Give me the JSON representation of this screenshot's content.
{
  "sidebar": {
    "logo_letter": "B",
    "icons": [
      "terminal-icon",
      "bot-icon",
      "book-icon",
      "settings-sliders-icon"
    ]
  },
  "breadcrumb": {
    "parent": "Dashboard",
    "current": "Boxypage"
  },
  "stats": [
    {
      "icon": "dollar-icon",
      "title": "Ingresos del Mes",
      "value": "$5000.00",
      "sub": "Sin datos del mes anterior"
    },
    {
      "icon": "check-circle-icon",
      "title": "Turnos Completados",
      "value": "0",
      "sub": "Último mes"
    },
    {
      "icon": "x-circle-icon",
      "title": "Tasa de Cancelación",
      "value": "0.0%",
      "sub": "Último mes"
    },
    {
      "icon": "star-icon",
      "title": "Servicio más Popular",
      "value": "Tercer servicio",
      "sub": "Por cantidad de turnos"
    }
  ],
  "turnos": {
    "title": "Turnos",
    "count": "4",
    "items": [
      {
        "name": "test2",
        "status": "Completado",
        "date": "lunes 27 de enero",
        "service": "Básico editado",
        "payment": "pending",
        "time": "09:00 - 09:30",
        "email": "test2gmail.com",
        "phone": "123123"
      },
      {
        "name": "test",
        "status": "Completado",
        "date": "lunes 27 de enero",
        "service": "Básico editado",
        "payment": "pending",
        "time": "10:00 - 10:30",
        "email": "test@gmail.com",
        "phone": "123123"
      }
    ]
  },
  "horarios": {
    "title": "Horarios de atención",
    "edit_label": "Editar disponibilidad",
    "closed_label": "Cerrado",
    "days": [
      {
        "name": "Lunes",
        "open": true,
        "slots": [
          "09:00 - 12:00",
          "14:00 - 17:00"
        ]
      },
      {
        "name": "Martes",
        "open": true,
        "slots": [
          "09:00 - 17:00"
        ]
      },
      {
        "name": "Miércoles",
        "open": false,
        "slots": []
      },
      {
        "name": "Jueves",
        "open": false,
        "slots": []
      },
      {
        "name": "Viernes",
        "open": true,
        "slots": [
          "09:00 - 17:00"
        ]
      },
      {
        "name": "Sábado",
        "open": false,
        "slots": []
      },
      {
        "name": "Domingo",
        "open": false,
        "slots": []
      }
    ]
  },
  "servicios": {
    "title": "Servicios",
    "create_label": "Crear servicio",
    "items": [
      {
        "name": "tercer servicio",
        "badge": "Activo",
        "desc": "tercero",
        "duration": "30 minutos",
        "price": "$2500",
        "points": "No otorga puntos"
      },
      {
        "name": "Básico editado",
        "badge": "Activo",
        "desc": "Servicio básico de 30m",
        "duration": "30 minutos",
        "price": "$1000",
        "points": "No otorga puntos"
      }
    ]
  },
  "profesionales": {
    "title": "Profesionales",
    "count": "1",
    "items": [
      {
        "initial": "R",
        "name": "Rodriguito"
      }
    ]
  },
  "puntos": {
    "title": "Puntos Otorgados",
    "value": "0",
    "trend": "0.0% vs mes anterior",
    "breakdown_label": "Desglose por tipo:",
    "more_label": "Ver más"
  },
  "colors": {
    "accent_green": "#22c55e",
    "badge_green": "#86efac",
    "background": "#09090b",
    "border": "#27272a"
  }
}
_ _ _ _ _
Stated task:
The records above are to be copied in full, exactly as written.

Correct response:
Give me the JSON representation of this screenshot's content.
{
  "sidebar": {
    "logo_letter": "B",
    "icons": [
      "terminal-icon",
      "bot-icon",
      "book-icon",
      "settings-sliders-icon"
    ]
  },
  "breadcrumb": {
    "parent": "Dashboard",
    "current": "Boxypage"
  },
  "stats": [
    {
      "icon": "dollar-icon",
      "title": "Ingresos del Mes",
      "value": "$5000.00",
      "sub": "Sin datos del mes anterior"
    },
    {
      "icon": "check-circle-icon",
      "title": "Turnos Completados",
      "value": "0",
      "sub": "Último mes"
    },
    {
      "icon": "x-circle-icon",
      "title": "Tasa de Cancelación",
      "value": "0.0%",
      "sub": "Último mes"
    },
    {
      "icon": "star-icon",
      "title": "Servicio más Popular",
      "value": "Tercer servicio",
      "sub": "Por cantidad de turnos"
    }
  ],
  "turnos": {
    "title": "Turnos",
    "count": "4",
    "items": [
      {
        "name": "test2",
        "status": "Completado",
        "date": "lunes 27 de enero",
        "service": "Básico editado",
        "payment": "pending",
        "time": "09:00 - 09:30",
        "email": "test2gmail.com",
        "phone": "123123"
      },
      {
        "name": "test",
        "status": "Completado",
        "date": "lunes 27 de enero",
        "service": "Básico editado",
        "payment": "pending",
        "time": "10:00 - 10:30",
        "email": "test@gmail.com",
        "phone": "123123"
      }
    ]
  },
  "horarios": {
    "title": "Horarios de atención",
    "edit_label": "Editar disponibilidad",
    "closed_label": "Cerrado",
    "days": [
      {
        "name": "Lunes",
        "open": true,
        "slots": [
          "09:00 - 12:00",
          "14:00 - 17:00"
        ]
      },
      {
        "name": "Martes",
        "open": true,
        "slots": [
          "09:00 - 17:00"
        ]
      },
      {
        "name": "Miércoles",
        "open": false,
        "slots": []
      },
      {
        "name": "Jueves",
        "open": false,
        "slots": []
      },
      {
        "name": "Viernes",
        "open": true,
        "slots": [
          "09:00 - 17:00"
        ]
      },
      {
        "name": "Sábado",
        "open": false,
        "slots": []
      },
      {
        "name": "Domingo",
        "open": false,
        "slots": []
      }
    ]
  },
  "servicios": {
    "title": "Servicios",
    "create_label": "Crear servicio",
    "items": [
      {
        "name": "tercer servicio",
        "badge": "Activo",
        "desc": "tercero",
        "duration": "30 minutos",
        "price": "$2500",
        "points": "No otorga puntos"
      },
      {
        "name": "Básico editado",
        "badge": "Activo",
        "desc": "Servicio básico de 30m",
        "duration": "30 minutos",
        "price": "$1000",
        "points": "No otorga puntos"
      }
    ]
  },
  "profesionales": {
    "title": "Profesionales",
    "count": "1",
    "items": [
      {
        "initial": "R",
        "name": "Rodriguito"
      }
    ]
  },
  "puntos": {
    "title": "Puntos Otorgados",
    "value": "0",
    "trend": "0.0% vs mes anterior",
    "breakdown_label": "Desglose por tipo:",
    "more_label": "Ver más"
  },
  "colors": {
    "accent_green": "#22c55e",
    "badge_green": "#86efac",
    "background": "#09090b",
    "border": "#27272a"
  }
}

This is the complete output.